** Challenge **
Every record must be repeated exactly; omit any pictures they contain.

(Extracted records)

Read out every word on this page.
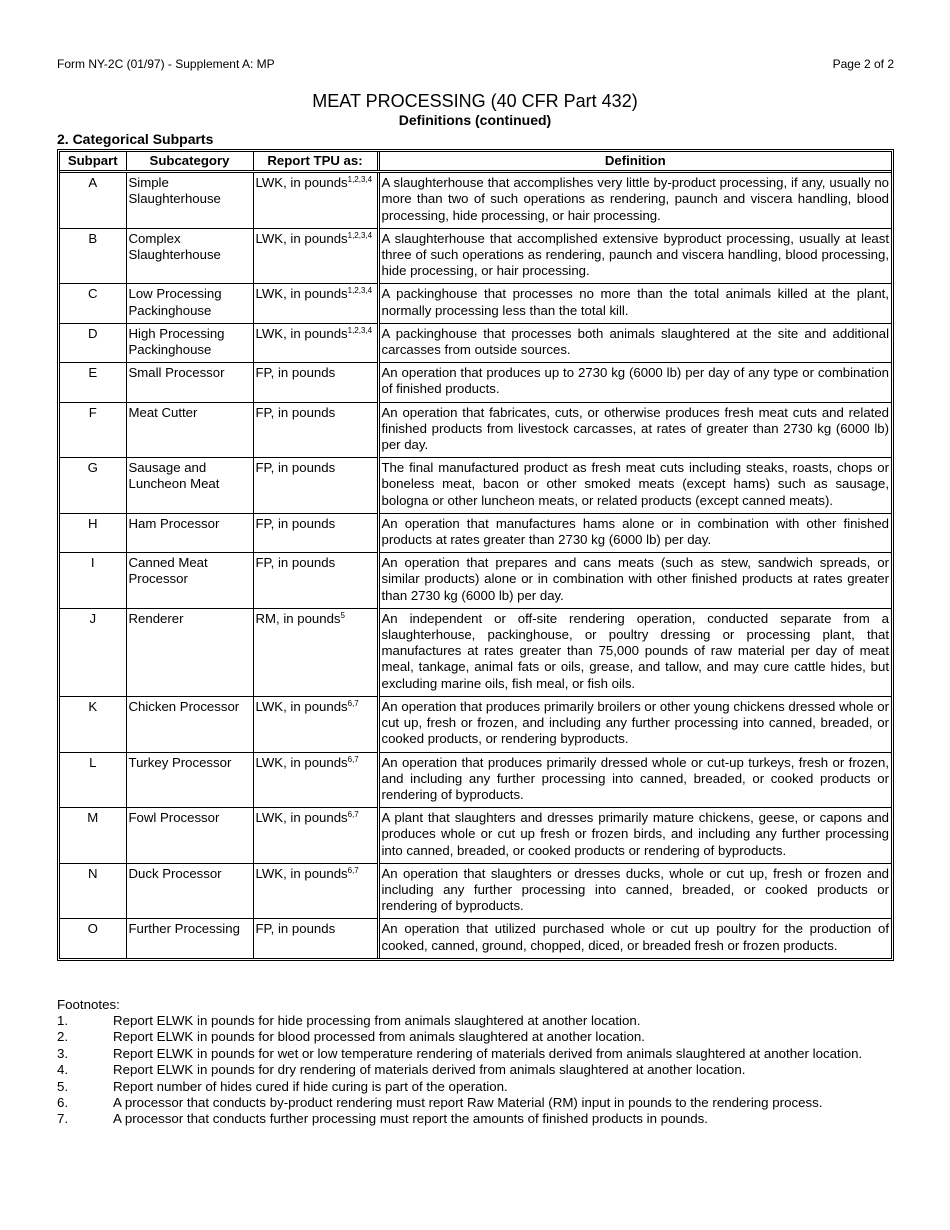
Form NY-2C (01/97) - Supplement A: MP	Page 2 of 2
MEAT PROCESSING (40 CFR Part 432)
Definitions (continued)
2. Categorical Subparts
Subpart	Subcategory	Report TPU as:	Definition
A	Simple Slaughterhouse	LWK, in pounds$^{1,2,3,4}$	A slaughterhouse that accomplishes very little by-product processing, if any, usually no more than two of such operations as rendering, paunch and viscera handling, blood processing, hide processing, or hair processing.
B	Complex Slaughterhouse	LWK, in pounds$^{1,2,3,4}$	A slaughterhouse that accomplished extensive byproduct processing, usually at least three of such operations as rendering, paunch and viscera handling, blood processing, hide processing, or hair processing.
C	Low Processing Packinghouse	LWK, in pounds$^{1,2,3,4}$	A packinghouse that processes no more than the total animals killed at the plant, normally processing less than the total kill.
D	High Processing Packinghouse	LWK, in pounds$^{1,2,3,4}$	A packinghouse that processes both animals slaughtered at the site and additional carcasses from outside sources.
E	Small Processor	FP, in pounds	An operation that produces up to 2730 kg (6000 lb) per day of any type or combination of finished products.
F	Meat Cutter	FP, in pounds	An operation that fabricates, cuts, or otherwise produces fresh meat cuts and related finished products from livestock carcasses, at rates of greater than 2730 kg (6000 lb) per day.
G	Sausage and Luncheon Meat	FP, in pounds	The final manufactured product as fresh meat cuts including steaks, roasts, chops or boneless meat, bacon or other smoked meats (except hams) such as sausage, bologna or other luncheon meats, or related products (except canned meats).
H	Ham Processor	FP, in pounds	An operation that manufactures hams alone or in combination with other finished products at rates greater than 2730 kg (6000 lb) per day.
I	Canned Meat Processor	FP, in pounds	An operation that prepares and cans meats (such as stew, sandwich spreads, or similar products) alone or in combination with other finished products at rates greater than 2730 kg (6000 lb) per day.
J	Renderer	RM, in pounds$^5$	An independent or off-site rendering operation, conducted separate from a slaughterhouse, packinghouse, or poultry dressing or processing plant, that manufactures at rates greater than 75,000 pounds of raw material per day of meat meal, tankage, animal fats or oils, grease, and tallow, and may cure cattle hides, but excluding marine oils, fish meal, or fish oils.
K	Chicken Processor	LWK, in pounds$^{6,7}$	An operation that produces primarily broilers or other young chickens dressed whole or cut up, fresh or frozen, and including any further processing into canned, breaded, or cooked products, or rendering byproducts.
L	Turkey Processor	LWK, in pounds$^{6,7}$	An operation that produces primarily dressed whole or cut-up turkeys, fresh or frozen, and including any further processing into canned, breaded, or cooked products or rendering of byproducts.
M	Fowl Processor	LWK, in pounds$^{6,7}$	A plant that slaughters and dresses primarily mature chickens, geese, or capons and produces whole or cut up fresh or frozen birds, and including any further processing into canned, breaded, or cooked products or rendering of byproducts.
N	Duck Processor	LWK, in pounds$^{6,7}$	An operation that slaughters or dresses ducks, whole or cut up, fresh or frozen and including any further processing into canned, breaded, or cooked products or rendering of byproducts.
O	Further Processing	FP, in pounds	An operation that utilized purchased whole or cut up poultry for the production of cooked, canned, ground, chopped, diced, or breaded fresh or frozen products.
Footnotes:
1.	Report ELWK in pounds for hide processing from animals slaughtered at another location.
2.	Report ELWK in pounds for blood processed from animals slaughtered at another location.
3.	Report ELWK in pounds for wet or low temperature rendering of materials derived from animals slaughtered at another location.
4.	Report ELWK in pounds for dry rendering of materials derived from animals slaughtered at another location.
5.	Report number of hides cured if hide curing is part of the operation.
6.	A processor that conducts by-product rendering must report Raw Material (RM) input in pounds to the rendering process.
7.	A processor that conducts further processing must report the amounts of finished products in pounds.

** Response for this exercise **
Read out every word on this page.
Form NY-2C (01/97) - Supplement A: MP	Page 2 of 2
MEAT PROCESSING (40 CFR Part 432)
Definitions (continued)
2. Categorical Subparts
Subpart	Subcategory	Report TPU as:	Definition
A	Simple Slaughterhouse	LWK, in pounds$^{1,2,3,4}$	A slaughterhouse that accomplishes very little by-product processing, if any, usually no more than two of such operations as rendering, paunch and viscera handling, blood processing, hide processing, or hair processing.
B	Complex Slaughterhouse	LWK, in pounds$^{1,2,3,4}$	A slaughterhouse that accomplished extensive byproduct processing, usually at least three of such operations as rendering, paunch and viscera handling, blood processing, hide processing, or hair processing.
C	Low Processing Packinghouse	LWK, in pounds$^{1,2,3,4}$	A packinghouse that processes no more than the total animals killed at the plant, normally processing less than the total kill.
D	High Processing Packinghouse	LWK, in pounds$^{1,2,3,4}$	A packinghouse that processes both animals slaughtered at the site and additional carcasses from outside sources.
E	Small Processor	FP, in pounds	An operation that produces up to 2730 kg (6000 lb) per day of any type or combination of finished products.
F	Meat Cutter	FP, in pounds	An operation that fabricates, cuts, or otherwise produces fresh meat cuts and related finished products from livestock carcasses, at rates of greater than 2730 kg (6000 lb) per day.
G	Sausage and Luncheon Meat	FP, in pounds	The final manufactured product as fresh meat cuts including steaks, roasts, chops or boneless meat, bacon or other smoked meats (except hams) such as sausage, bologna or other luncheon meats, or related products (except canned meats).
H	Ham Processor	FP, in pounds	An operation that manufactures hams alone or in combination with other finished products at rates greater than 2730 kg (6000 lb) per day.
I	Canned Meat Processor	FP, in pounds	An operation that prepares and cans meats (such as stew, sandwich spreads, or similar products) alone or in combination with other finished products at rates greater than 2730 kg (6000 lb) per day.
J	Renderer	RM, in pounds$^5$	An independent or off-site rendering operation, conducted separate from a slaughterhouse, packinghouse, or poultry dressing or processing plant, that manufactures at rates greater than 75,000 pounds of raw material per day of meat meal, tankage, animal fats or oils, grease, and tallow, and may cure cattle hides, but excluding marine oils, fish meal, or fish oils.
K	Chicken Processor	LWK, in pounds$^{6,7}$	An operation that produces primarily broilers or other young chickens dressed whole or cut up, fresh or frozen, and including any further processing into canned, breaded, or cooked products, or rendering byproducts.
L	Turkey Processor	LWK, in pounds$^{6,7}$	An operation that produces primarily dressed whole or cut-up turkeys, fresh or frozen, and including any further processing into canned, breaded, or cooked products or rendering of byproducts.
M	Fowl Processor	LWK, in pounds$^{6,7}$	A plant that slaughters and dresses primarily mature chickens, geese, or capons and produces whole or cut up fresh or frozen birds, and including any further processing into canned, breaded, or cooked products or rendering of byproducts.
N	Duck Processor	LWK, in pounds$^{6,7}$	An operation that slaughters or dresses ducks, whole or cut up, fresh or frozen and including any further processing into canned, breaded, or cooked products or rendering of byproducts.
O	Further Processing	FP, in pounds	An operation that utilized purchased whole or cut up poultry for the production of cooked, canned, ground, chopped, diced, or breaded fresh or frozen products.
Footnotes:
1.	Report ELWK in pounds for hide processing from animals slaughtered at another location.
2.	Report ELWK in pounds for blood processed from animals slaughtered at another location.
3.	Report ELWK in pounds for wet or low temperature rendering of materials derived from animals slaughtered at another location.
4.	Report ELWK in pounds for dry rendering of materials derived from animals slaughtered at another location.
5.	Report number of hides cured if hide curing is part of the operation.
6.	A processor that conducts by-product rendering must report Raw Material (RM) input in pounds to the rendering process.
7.	A processor that conducts further processing must report the amounts of finished products in pounds.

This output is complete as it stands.